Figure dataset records
_ _ _ _ _ _ _
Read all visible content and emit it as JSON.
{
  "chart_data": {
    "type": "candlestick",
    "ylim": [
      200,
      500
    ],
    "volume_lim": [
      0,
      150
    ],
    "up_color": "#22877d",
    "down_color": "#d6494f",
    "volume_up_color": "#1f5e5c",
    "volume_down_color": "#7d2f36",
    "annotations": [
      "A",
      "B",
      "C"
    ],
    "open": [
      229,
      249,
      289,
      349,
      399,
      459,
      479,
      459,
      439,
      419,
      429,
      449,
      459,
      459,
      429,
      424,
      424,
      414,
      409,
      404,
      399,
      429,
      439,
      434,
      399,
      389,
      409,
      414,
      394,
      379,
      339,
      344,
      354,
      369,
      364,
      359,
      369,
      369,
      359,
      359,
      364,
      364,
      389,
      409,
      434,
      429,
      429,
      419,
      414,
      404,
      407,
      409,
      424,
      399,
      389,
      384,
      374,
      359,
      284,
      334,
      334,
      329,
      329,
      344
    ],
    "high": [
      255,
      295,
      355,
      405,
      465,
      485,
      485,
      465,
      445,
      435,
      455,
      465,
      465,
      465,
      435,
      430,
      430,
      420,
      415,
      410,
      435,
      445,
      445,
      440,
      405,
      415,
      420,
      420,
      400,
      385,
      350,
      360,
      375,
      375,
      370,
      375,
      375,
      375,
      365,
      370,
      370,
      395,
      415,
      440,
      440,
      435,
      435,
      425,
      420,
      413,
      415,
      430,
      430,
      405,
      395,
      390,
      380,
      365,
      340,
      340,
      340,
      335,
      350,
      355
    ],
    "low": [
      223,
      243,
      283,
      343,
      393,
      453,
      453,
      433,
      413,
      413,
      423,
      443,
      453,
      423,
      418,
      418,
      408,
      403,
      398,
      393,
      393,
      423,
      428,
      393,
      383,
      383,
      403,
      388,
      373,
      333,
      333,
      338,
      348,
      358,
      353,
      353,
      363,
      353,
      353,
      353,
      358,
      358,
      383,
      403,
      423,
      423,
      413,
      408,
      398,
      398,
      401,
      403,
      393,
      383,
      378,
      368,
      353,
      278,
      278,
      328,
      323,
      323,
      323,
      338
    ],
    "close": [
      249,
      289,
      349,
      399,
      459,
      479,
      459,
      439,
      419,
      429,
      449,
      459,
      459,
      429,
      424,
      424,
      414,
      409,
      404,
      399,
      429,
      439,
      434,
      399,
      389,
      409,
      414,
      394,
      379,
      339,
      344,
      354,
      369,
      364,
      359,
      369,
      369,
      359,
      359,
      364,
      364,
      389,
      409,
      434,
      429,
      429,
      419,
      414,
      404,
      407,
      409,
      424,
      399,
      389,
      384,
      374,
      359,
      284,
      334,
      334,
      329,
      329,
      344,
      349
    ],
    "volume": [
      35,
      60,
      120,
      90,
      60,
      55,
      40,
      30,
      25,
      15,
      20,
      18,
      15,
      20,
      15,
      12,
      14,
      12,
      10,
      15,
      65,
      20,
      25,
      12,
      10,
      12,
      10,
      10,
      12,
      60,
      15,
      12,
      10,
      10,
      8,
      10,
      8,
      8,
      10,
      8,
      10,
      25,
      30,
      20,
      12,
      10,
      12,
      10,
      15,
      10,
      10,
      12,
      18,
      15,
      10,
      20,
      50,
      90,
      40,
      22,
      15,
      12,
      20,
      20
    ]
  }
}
_ _ _ _ _ _ _
§ **What this task involves**: All of the entries must be quoted exactly; please include each one.

§ **Correct response**:
Read all visible content and emit it as JSON.
{
  "chart_data": {
    "type": "candlestick",
    "ylim": [
      200,
      500
    ],
    "volume_lim": [
      0,
      150
    ],
    "up_color": "#22877d",
    "down_color": "#d6494f",
    "volume_up_color": "#1f5e5c",
    "volume_down_color": "#7d2f36",
    "annotations": [
      "A",
      "B",
      "C"
    ],
    "open": [
      229,
      249,
      289,
      349,
      399,
      459,
      479,
      459,
      439,
      419,
      429,
      449,
      459,
      459,
      429,
      424,
      424,
      414,
      409,
      404,
      399,
      429,
      439,
      434,
      399,
      389,
      409,
      414,
      394,
      379,
      339,
      344,
      354,
      369,
      364,
      359,
      369,
      369,
      359,
      359,
      364,
      364,
      389,
      409,
      434,
      429,
      429,
      419,
      414,
      404,
      407,
      409,
      424,
      399,
      389,
      384,
      374,
      359,
      284,
      334,
      334,
      329,
      329,
      344
    ],
    "high": [
      255,
      295,
      355,
      405,
      465,
      485,
      485,
      465,
      445,
      435,
      455,
      465,
      465,
      465,
      435,
      430,
      430,
      420,
      415,
      410,
      435,
      445,
      445,
      440,
      405,
      415,
      420,
      420,
      400,
      385,
      350,
      360,
      375,
      375,
      370,
      375,
      375,
      375,
      365,
      370,
      370,
      395,
      415,
      440,
      440,
      435,
      435,
      425,
      420,
      413,
      415,
      430,
      430,
      405,
      395,
      390,
      380,
      365,
      340,
      340,
      340,
      335,
      350,
      355
    ],
    "low": [
      223,
      243,
      283,
      343,
      393,
      453,
      453,
      433,
      413,
      413,
      423,
      443,
      453,
      423,
      418,
      418,
      408,
      403,
      398,
      393,
      393,
      423,
      428,
      393,
      383,
      383,
      403,
      388,
      373,
      333,
      333,
      338,
      348,
      358,
      353,
      353,
      363,
      353,
      353,
      353,
      358,
      358,
      383,
      403,
      423,
      423,
      413,
      408,
      398,
      398,
      401,
      403,
      393,
      383,
      378,
      368,
      353,
      278,
      278,
      328,
      323,
      323,
      323,
      338
    ],
    "close": [
      249,
      289,
      349,
      399,
      459,
      479,
      459,
      439,
      419,
      429,
      449,
      459,
      459,
      429,
      424,
      424,
      414,
      409,
      404,
      399,
      429,
      439,
      434,
      399,
      389,
      409,
      414,
      394,
      379,
      339,
      344,
      354,
      369,
      364,
      359,
      369,
      369,
      359,
      359,
      364,
      364,
      389,
      409,
      434,
      429,
      429,
      419,
      414,
      404,
      407,
      409,
      424,
      399,
      389,
      384,
      374,
      359,
      284,
      334,
      334,
      329,
      329,
      344,
      349
    ],
    "volume": [
      35,
      60,
      120,
      90,
      60,
      55,
      40,
      30,
      25,
      15,
      20,
      18,
      15,
      20,
      15,
      12,
      14,
      12,
      10,
      15,
      65,
      20,
      25,
      12,
      10,
      12,
      10,
      10,
      12,
      60,
      15,
      12,
      10,
      10,
      8,
      10,
      8,
      8,
      10,
      8,
      10,
      25,
      30,
      20,
      12,
      10,
      12,
      10,
      15,
      10,
      10,
      12,
      18,
      15,
      10,
      20,
      50,
      90,
      40,
      22,
      15,
      12,
      20,
      20
    ]
  }
}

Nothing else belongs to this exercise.